Perhaps you can reference just one for me then
Be happy to.
All persons born in the allegiance of the king are natural-born subjects, and all persons born in the allegiance of the United States are natural-born citizens. Birth and allegiance go together. Such is the rule of the common law, and it is the common law of this country, as well as of England. There are two exceptions, and only two, to the universality of its application. The children of ambassadors are in theory born in the allegiance of the powers the ambassadors represent, and slaves, in legal contemplation, are property, and not persons.
Justice Swayne, United States v. Rhodes, 1 Abbott, US 28 (Cir. Ct. Ky 1866)
It thus clearly appears that by the law of England for the last three centuries, beginning before the settlement of this country, and continuing to the present day, aliens, while residing in the dominions possessed by the crown of England, were within the allegiance, the obedience, the faith or loyalty, the protection, the power, and the jurisdiction of the English sovereign; and therefore every child born in England of alien parents was a natural-born subject, unless the child of an ambassador or other diplomatic agent of a foreign state, or of an alien enemy in hostile occupation of the place where the child was born. The same rule was in force in all the English colonies upon this continent down to the time of the Declaration of Independence, and in the United States afterwards, and continued to prevail under the constitution as originally established.

■ Material provided
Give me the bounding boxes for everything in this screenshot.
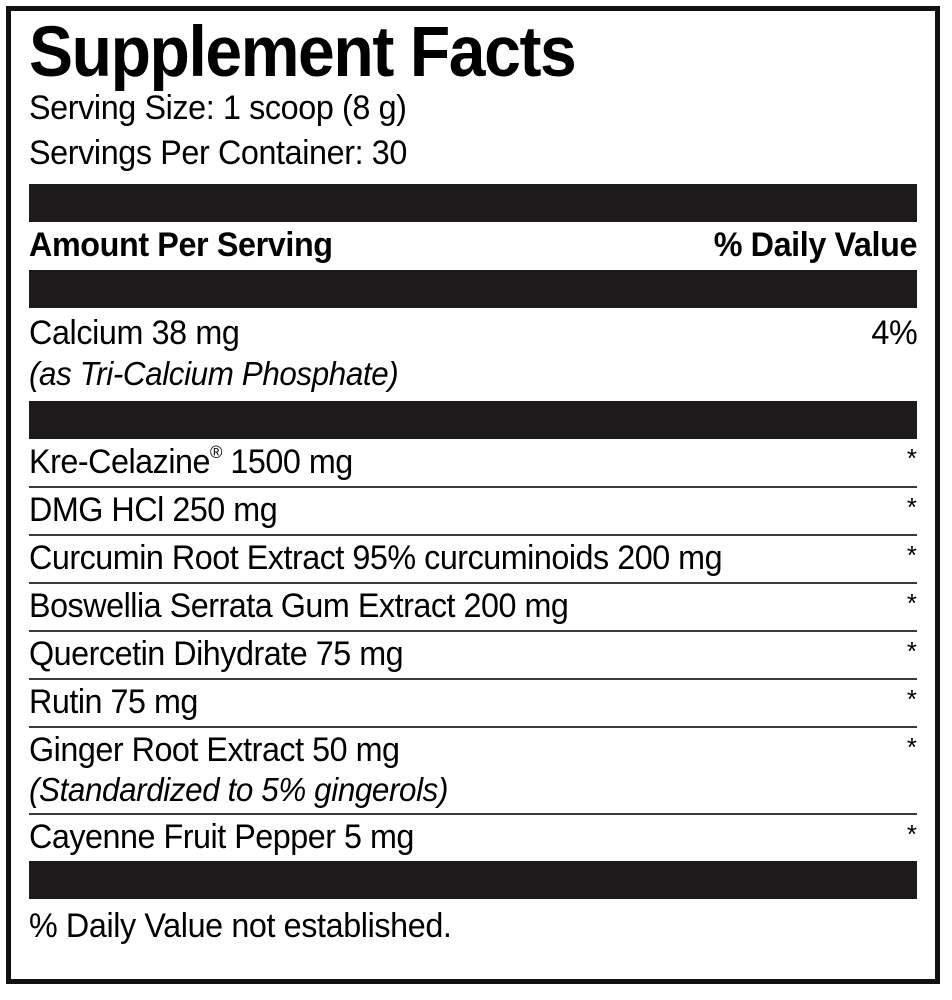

■ Written exercise A
In the passage on natural-born citizenship, which two exceptions to the common-law rule does Justice Swayne name?
■ Written exercise B
Please condense the paragraph beginning "It thus clearly appears" from the passage on natural-born citizenship into a short bulleted list that keeps its main facts.
■ Written exercise C
Write the next part of the passage on natural-born citizenship, picking up after its final sentence.

■ Written reply A
The children of ambassadors, and slaves, who in legal contemplation were property rather than persons.

■ Written reply B
- For three centuries, beginning before this country was settled, English law held that aliens residing in the crown's dominions were within the allegiance, protection, and jurisdiction of the English sovereign.
- Every child born in England to alien parents was therefore a natural-born subject.
- The exceptions were children of ambassadors or other foreign diplomatic agents, and children of alien enemies in hostile occupation of the birthplace.
- The same rule applied in the English colonies on this continent until the Declaration of Independence.
- It then held in the United States and continued under the constitution as originally established.

■ Written reply C
U.S. v. Wong Kim Ark,169 U.S. 649,658 (1898)
Bonus:
Every person born within the United States, its Territories, or districts, whether the parents are citizens or aliens, is a natural-born citizen of the United States in the sense of the Constitution
Natural-born subjects are such as are born within the dominions of the crown of England; that is, within the ligeance, or, as it is generally called, the allegiance of the King; and aliens are such as are born out of it.
It makes a man a subject in England, and a citizen here, and is, as Blackstone declares, founded in reason and the nature of government
The English Law made no distinction
in declaring that all persons born within its jurisdiction are natural-born subjects. This law bound the colonies before the revolution, and was not changed afterward.
Rep. Wilson, 1866 Civil Rights Act debates. 10 Cong. Globe, 39th Cong., lst Sess. 1115, 1117 (1866)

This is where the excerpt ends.